BEGIN MATERIAL TO PROCESS
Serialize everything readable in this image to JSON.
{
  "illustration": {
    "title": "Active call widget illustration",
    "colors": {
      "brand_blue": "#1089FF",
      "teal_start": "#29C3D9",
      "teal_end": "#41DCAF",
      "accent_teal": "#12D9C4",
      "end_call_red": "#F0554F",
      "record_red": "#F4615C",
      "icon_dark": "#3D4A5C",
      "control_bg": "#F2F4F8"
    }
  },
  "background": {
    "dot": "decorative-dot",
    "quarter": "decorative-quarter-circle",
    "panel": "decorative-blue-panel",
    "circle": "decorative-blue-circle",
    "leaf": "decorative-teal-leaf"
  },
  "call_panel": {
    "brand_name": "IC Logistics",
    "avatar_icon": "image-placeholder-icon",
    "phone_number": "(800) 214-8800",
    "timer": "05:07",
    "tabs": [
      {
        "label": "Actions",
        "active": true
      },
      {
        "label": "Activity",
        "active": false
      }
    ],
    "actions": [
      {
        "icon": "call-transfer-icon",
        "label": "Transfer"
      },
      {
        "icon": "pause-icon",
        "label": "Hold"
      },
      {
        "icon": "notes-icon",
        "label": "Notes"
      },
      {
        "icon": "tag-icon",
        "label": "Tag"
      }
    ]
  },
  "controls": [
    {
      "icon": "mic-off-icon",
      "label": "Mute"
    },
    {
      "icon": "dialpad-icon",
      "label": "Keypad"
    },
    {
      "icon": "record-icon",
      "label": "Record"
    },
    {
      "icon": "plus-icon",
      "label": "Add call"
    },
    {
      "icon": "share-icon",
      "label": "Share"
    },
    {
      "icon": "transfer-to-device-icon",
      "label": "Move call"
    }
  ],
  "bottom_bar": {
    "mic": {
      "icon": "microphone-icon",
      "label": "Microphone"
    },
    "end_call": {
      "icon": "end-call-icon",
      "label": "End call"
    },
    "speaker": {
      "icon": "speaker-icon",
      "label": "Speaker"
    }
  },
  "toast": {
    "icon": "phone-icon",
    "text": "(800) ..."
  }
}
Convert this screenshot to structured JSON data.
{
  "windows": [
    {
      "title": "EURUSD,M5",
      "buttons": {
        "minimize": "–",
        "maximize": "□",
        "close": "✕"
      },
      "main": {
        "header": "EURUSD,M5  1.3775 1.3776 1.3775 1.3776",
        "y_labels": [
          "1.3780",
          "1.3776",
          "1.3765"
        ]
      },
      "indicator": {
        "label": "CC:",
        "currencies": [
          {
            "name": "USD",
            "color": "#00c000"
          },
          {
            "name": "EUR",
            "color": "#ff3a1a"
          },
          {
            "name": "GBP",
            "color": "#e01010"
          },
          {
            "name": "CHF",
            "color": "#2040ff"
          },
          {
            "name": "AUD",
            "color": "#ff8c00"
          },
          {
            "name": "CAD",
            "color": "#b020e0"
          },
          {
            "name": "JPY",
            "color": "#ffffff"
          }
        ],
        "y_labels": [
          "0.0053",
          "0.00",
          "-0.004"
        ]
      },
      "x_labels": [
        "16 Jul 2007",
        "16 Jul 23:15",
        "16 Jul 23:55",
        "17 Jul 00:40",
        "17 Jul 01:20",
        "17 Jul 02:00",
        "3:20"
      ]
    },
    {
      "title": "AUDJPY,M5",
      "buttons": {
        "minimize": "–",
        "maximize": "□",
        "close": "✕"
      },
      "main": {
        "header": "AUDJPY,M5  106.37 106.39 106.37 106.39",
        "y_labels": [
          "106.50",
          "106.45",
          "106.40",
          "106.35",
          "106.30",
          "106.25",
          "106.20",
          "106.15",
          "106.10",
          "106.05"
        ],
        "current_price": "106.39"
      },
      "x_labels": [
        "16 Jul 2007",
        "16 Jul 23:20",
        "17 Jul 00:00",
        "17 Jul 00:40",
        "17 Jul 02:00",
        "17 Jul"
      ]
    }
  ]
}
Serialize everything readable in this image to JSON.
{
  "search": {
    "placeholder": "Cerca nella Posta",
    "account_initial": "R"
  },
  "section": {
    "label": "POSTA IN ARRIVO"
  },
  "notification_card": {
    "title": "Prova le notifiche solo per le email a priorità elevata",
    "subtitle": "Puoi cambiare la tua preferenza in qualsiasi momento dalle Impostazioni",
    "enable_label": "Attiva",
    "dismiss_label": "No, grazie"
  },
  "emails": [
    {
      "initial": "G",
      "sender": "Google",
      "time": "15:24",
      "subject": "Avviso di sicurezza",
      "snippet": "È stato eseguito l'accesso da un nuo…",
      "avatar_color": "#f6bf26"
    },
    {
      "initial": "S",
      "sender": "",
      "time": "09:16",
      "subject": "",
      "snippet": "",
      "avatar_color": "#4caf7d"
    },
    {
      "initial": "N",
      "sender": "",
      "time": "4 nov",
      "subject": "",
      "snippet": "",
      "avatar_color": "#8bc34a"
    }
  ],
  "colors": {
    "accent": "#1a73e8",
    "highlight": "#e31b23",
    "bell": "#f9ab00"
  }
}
END MATERIAL TO PROCESS
* **SHORT EXERCISE**:
Set all of the records down again, exactly as they stand.

* **ANSWER TO THIS TASK**:
Serialize everything readable in this image to JSON.
{
  "illustration": {
    "title": "Active call widget illustration",
    "colors": {
      "brand_blue": "#1089FF",
      "teal_start": "#29C3D9",
      "teal_end": "#41DCAF",
      "accent_teal": "#12D9C4",
      "end_call_red": "#F0554F",
      "record_red": "#F4615C",
      "icon_dark": "#3D4A5C",
      "control_bg": "#F2F4F8"
    }
  },
  "background": {
    "dot": "decorative-dot",
    "quarter": "decorative-quarter-circle",
    "panel": "decorative-blue-panel",
    "circle": "decorative-blue-circle",
    "leaf": "decorative-teal-leaf"
  },
  "call_panel": {
    "brand_name": "IC Logistics",
    "avatar_icon": "image-placeholder-icon",
    "phone_number": "(800) 214-8800",
    "timer": "05:07",
    "tabs": [
      {
        "label": "Actions",
        "active": true
      },
      {
        "label": "Activity",
        "active": false
      }
    ],
    "actions": [
      {
        "icon": "call-transfer-icon",
        "label": "Transfer"
      },
      {
        "icon": "pause-icon",
        "label": "Hold"
      },
      {
        "icon": "notes-icon",
        "label": "Notes"
      },
      {
        "icon": "tag-icon",
        "label": "Tag"
      }
    ]
  },
  "controls": [
    {
      "icon": "mic-off-icon",
      "label": "Mute"
    },
    {
      "icon": "dialpad-icon",
      "label": "Keypad"
    },
    {
      "icon": "record-icon",
      "label": "Record"
    },
    {
      "icon": "plus-icon",
      "label": "Add call"
    },
    {
      "icon": "share-icon",
      "label": "Share"
    },
    {
      "icon": "transfer-to-device-icon",
      "label": "Move call"
    }
  ],
  "bottom_bar": {
    "mic": {
      "icon": "microphone-icon",
      "label": "Microphone"
    },
    "end_call": {
      "icon": "end-call-icon",
      "label": "End call"
    },
    "speaker": {
      "icon": "speaker-icon",
      "label": "Speaker"
    }
  },
  "toast": {
    "icon": "phone-icon",
    "text": "(800) ..."
  }
}
Convert this screenshot to structured JSON data.
{
  "windows": [
    {
      "title": "EURUSD,M5",
      "buttons": {
        "minimize": "–",
        "maximize": "□",
        "close": "✕"
      },
      "main": {
        "header": "EURUSD,M5  1.3775 1.3776 1.3775 1.3776",
        "y_labels": [
          "1.3780",
          "1.3776",
          "1.3765"
        ]
      },
      "indicator": {
        "label": "CC:",
        "currencies": [
          {
            "name": "USD",
            "color": "#00c000"
          },
          {
            "name": "EUR",
            "color": "#ff3a1a"
          },
          {
            "name": "GBP",
            "color": "#e01010"
          },
          {
            "name": "CHF",
            "color": "#2040ff"
          },
          {
            "name": "AUD",
            "color": "#ff8c00"
          },
          {
            "name": "CAD",
            "color": "#b020e0"
          },
          {
            "name": "JPY",
            "color": "#ffffff"
          }
        ],
        "y_labels": [
          "0.0053",
          "0.00",
          "-0.004"
        ]
      },
      "x_labels": [
        "16 Jul 2007",
        "16 Jul 23:15",
        "16 Jul 23:55",
        "17 Jul 00:40",
        "17 Jul 01:20",
        "17 Jul 02:00",
        "3:20"
      ]
    },
    {
      "title": "AUDJPY,M5",
      "buttons": {
        "minimize": "–",
        "maximize": "□",
        "close": "✕"
      },
      "main": {
        "header": "AUDJPY,M5  106.37 106.39 106.37 106.39",
        "y_labels": [
          "106.50",
          "106.45",
          "106.40",
          "106.35",
          "106.30",
          "106.25",
          "106.20",
          "106.15",
          "106.10",
          "106.05"
        ],
        "current_price": "106.39"
      },
      "x_labels": [
        "16 Jul 2007",
        "16 Jul 23:20",
        "17 Jul 00:00",
        "17 Jul 00:40",
        "17 Jul 02:00",
        "17 Jul"
      ]
    }
  ]
}
Serialize everything readable in this image to JSON.
{
  "search": {
    "placeholder": "Cerca nella Posta",
    "account_initial": "R"
  },
  "section": {
    "label": "POSTA IN ARRIVO"
  },
  "notification_card": {
    "title": "Prova le notifiche solo per le email a priorità elevata",
    "subtitle": "Puoi cambiare la tua preferenza in qualsiasi momento dalle Impostazioni",
    "enable_label": "Attiva",
    "dismiss_label": "No, grazie"
  },
  "emails": [
    {
      "initial": "G",
      "sender": "Google",
      "time": "15:24",
      "subject": "Avviso di sicurezza",
      "snippet": "È stato eseguito l'accesso da un nuo…",
      "avatar_color": "#f6bf26"
    },
    {
      "initial": "S",
      "sender": "",
      "time": "09:16",
      "subject": "",
      "snippet": "",
      "avatar_color": "#4caf7d"
    },
    {
      "initial": "N",
      "sender": "",
      "time": "4 nov",
      "subject": "",
      "snippet": "",
      "avatar_color": "#8bc34a"
    }
  ],
  "colors": {
    "accent": "#1a73e8",
    "highlight": "#e31b23",
    "bell": "#f9ab00"
  }
}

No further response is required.